Saved entries
== == ==

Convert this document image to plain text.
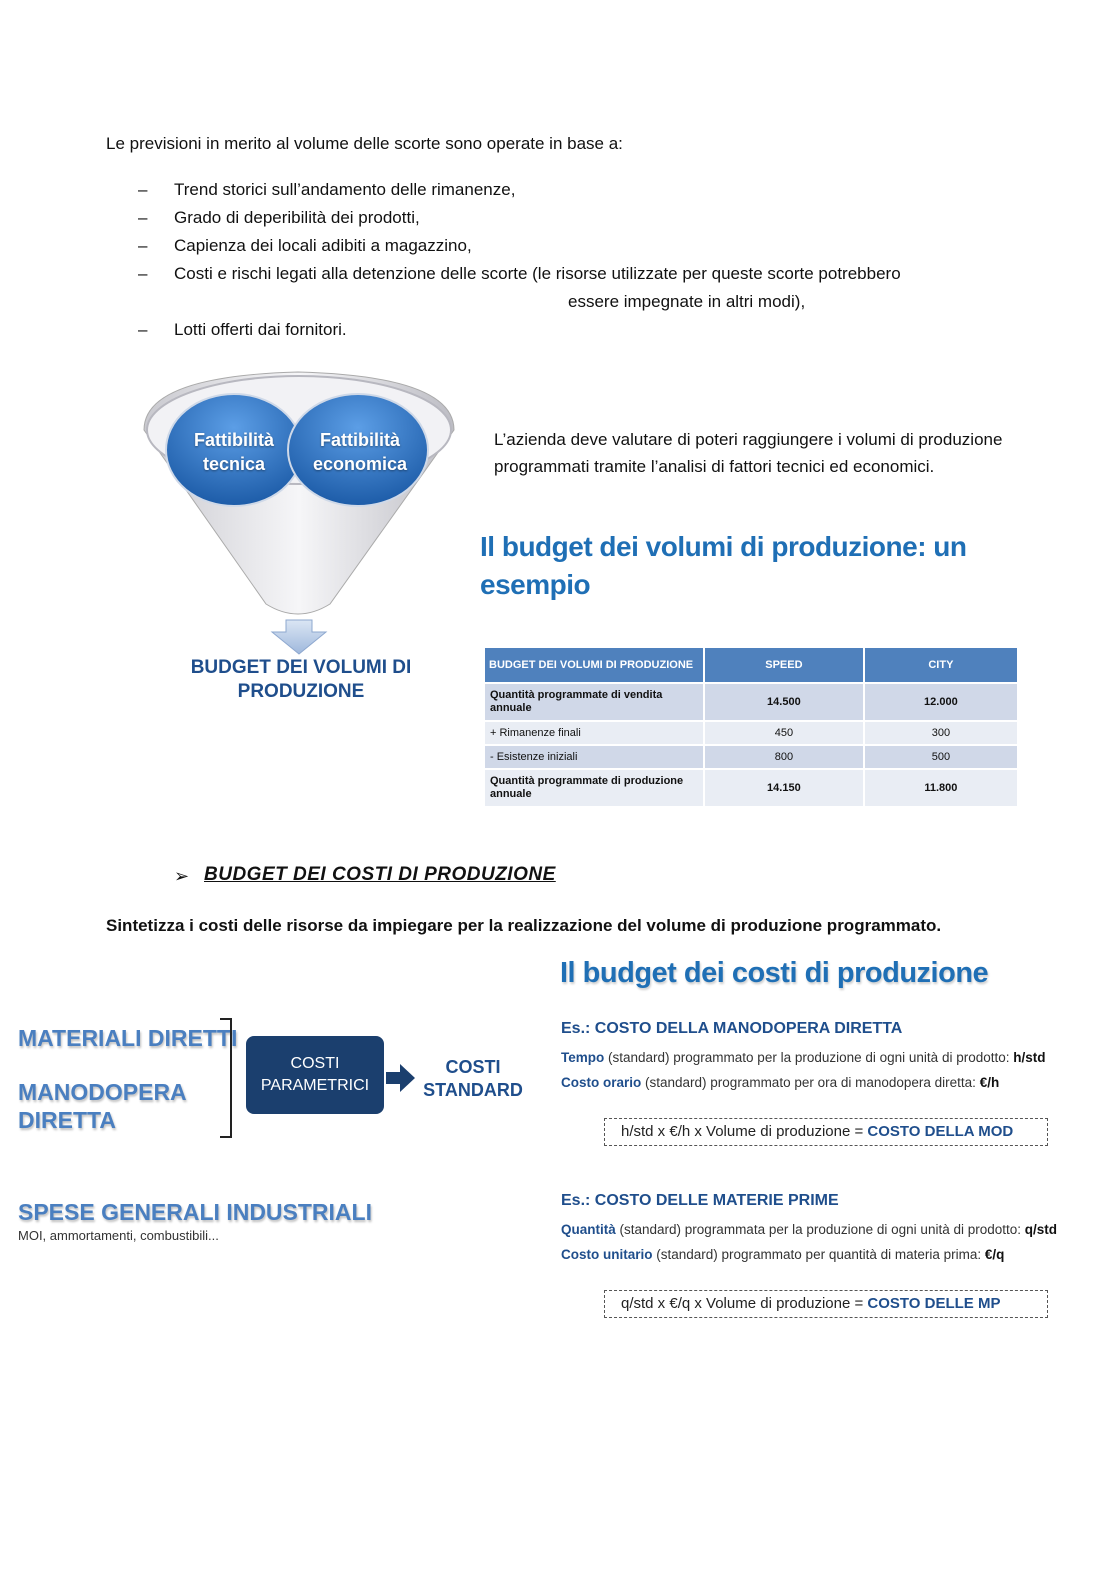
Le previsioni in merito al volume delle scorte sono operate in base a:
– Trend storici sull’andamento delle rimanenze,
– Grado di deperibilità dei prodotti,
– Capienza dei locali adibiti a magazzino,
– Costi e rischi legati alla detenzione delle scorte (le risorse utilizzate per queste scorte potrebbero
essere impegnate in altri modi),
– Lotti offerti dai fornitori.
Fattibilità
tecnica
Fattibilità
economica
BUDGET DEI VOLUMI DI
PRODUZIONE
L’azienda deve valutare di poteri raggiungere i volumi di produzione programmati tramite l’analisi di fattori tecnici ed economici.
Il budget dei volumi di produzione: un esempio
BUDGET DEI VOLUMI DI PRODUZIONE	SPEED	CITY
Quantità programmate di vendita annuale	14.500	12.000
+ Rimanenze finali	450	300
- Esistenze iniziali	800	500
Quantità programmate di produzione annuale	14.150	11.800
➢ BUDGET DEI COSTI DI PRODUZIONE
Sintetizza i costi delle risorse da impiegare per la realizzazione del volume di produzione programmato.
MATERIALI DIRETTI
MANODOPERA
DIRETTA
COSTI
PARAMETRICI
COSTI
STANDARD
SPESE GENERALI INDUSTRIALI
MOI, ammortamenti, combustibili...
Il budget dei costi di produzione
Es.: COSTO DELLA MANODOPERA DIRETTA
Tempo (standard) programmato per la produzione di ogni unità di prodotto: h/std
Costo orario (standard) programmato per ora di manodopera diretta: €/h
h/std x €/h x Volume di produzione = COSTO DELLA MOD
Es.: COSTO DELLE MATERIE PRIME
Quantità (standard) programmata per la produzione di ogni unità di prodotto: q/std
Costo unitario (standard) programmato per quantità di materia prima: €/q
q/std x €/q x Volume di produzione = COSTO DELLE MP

== == ==

All of the material above should be reproduced exactly, except the pictures.

- [Right answer]
Convert this document image to plain text.
Le previsioni in merito al volume delle scorte sono operate in base a:
– Trend storici sull’andamento delle rimanenze,
– Grado di deperibilità dei prodotti,
– Capienza dei locali adibiti a magazzino,
– Costi e rischi legati alla detenzione delle scorte (le risorse utilizzate per queste scorte potrebbero
essere impegnate in altri modi),
– Lotti offerti dai fornitori.
Fattibilità
tecnica
Fattibilità
economica
BUDGET DEI VOLUMI DI
PRODUZIONE
L’azienda deve valutare di poteri raggiungere i volumi di produzione programmati tramite l’analisi di fattori tecnici ed economici.
Il budget dei volumi di produzione: un esempio
BUDGET DEI VOLUMI DI PRODUZIONE	SPEED	CITY
Quantità programmate di vendita annuale	14.500	12.000
+ Rimanenze finali	450	300
- Esistenze iniziali	800	500
Quantità programmate di produzione annuale	14.150	11.800
➢ BUDGET DEI COSTI DI PRODUZIONE
Sintetizza i costi delle risorse da impiegare per la realizzazione del volume di produzione programmato.
MATERIALI DIRETTI
MANODOPERA
DIRETTA
COSTI
PARAMETRICI
COSTI
STANDARD
SPESE GENERALI INDUSTRIALI
MOI, ammortamenti, combustibili...
Il budget dei costi di produzione
Es.: COSTO DELLA MANODOPERA DIRETTA
Tempo (standard) programmato per la produzione di ogni unità di prodotto: h/std
Costo orario (standard) programmato per ora di manodopera diretta: €/h
h/std x €/h x Volume di produzione = COSTO DELLA MOD
Es.: COSTO DELLE MATERIE PRIME
Quantità (standard) programmata per la produzione di ogni unità di prodotto: q/std
Costo unitario (standard) programmato per quantità di materia prima: €/q
q/std x €/q x Volume di produzione = COSTO DELLE MP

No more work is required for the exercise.